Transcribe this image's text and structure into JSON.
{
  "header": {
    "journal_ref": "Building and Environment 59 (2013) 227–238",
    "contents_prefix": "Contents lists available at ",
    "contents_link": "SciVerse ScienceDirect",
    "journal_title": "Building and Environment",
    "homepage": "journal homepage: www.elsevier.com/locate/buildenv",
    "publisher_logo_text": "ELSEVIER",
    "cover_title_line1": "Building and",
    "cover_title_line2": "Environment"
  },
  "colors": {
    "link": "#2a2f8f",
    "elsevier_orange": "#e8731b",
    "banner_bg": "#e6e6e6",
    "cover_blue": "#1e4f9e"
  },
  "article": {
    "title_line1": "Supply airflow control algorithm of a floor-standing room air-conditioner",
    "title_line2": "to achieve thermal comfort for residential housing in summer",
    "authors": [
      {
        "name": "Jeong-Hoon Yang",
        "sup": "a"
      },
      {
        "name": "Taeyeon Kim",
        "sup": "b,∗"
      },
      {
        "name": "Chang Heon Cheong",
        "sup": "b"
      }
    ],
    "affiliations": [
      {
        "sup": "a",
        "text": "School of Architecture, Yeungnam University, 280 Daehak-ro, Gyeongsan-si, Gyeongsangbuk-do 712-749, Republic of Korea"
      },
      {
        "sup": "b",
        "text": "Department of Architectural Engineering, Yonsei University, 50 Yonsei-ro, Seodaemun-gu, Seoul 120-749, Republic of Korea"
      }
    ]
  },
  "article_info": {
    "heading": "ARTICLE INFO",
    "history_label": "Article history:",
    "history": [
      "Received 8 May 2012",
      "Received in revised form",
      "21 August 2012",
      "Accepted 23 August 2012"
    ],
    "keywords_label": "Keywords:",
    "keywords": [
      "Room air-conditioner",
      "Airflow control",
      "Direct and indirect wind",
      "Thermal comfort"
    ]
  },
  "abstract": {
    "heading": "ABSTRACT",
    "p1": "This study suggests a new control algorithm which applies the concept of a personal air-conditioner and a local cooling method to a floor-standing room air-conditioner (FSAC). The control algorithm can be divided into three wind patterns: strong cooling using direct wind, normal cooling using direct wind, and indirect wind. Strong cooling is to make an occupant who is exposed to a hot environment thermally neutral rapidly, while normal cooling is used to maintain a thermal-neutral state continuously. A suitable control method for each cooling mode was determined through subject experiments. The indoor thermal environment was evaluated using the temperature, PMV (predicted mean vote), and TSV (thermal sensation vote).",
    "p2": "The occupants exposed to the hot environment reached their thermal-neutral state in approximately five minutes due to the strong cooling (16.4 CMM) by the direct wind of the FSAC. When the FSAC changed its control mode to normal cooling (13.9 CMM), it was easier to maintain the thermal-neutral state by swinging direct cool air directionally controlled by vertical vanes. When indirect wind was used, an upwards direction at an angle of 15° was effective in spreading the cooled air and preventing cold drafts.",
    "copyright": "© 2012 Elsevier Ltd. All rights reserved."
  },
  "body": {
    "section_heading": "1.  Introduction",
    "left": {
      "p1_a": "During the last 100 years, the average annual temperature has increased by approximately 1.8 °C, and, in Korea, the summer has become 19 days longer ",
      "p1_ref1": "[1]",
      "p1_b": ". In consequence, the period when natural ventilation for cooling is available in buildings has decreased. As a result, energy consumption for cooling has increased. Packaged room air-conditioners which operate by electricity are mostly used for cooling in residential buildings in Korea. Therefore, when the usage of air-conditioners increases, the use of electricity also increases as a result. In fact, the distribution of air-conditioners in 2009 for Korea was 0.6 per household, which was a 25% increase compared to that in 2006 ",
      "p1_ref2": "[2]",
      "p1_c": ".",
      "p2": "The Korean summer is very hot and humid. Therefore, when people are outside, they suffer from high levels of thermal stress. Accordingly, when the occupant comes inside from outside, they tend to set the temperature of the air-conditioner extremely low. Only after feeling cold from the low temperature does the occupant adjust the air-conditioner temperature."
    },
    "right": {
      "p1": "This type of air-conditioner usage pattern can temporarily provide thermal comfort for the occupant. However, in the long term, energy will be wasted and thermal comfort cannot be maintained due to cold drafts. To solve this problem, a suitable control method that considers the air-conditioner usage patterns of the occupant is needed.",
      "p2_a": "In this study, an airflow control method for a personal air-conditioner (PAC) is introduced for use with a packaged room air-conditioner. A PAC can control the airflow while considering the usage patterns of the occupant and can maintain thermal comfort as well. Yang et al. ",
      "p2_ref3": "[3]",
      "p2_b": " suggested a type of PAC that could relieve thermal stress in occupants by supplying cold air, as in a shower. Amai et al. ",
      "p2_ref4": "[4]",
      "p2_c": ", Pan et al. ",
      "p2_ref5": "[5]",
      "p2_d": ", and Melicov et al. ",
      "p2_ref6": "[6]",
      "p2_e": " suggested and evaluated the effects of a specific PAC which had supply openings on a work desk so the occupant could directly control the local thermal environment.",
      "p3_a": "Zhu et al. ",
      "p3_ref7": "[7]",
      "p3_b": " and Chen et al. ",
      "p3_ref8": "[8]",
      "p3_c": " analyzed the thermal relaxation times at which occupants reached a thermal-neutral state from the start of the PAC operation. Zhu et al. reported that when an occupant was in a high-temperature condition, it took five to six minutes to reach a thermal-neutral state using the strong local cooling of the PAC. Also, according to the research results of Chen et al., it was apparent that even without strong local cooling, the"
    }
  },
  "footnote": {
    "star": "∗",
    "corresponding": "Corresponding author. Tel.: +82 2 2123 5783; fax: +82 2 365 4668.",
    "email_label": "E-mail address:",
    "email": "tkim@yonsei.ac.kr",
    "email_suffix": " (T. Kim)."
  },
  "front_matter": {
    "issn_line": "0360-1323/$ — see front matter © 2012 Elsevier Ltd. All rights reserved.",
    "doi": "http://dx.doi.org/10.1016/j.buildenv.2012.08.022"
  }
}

○ ○ ○ ○

Collect each line containing the string "suggested".

      "p2_b": " suggested a type of PAC that could relieve thermal stress in occupants by supplying cold air, as in a shower. Amai et al. ",
      "p2_e": " suggested and evaluated the effects of a specific PAC which had supply openings on a work desk so the occupant could directly control the local thermal environment.",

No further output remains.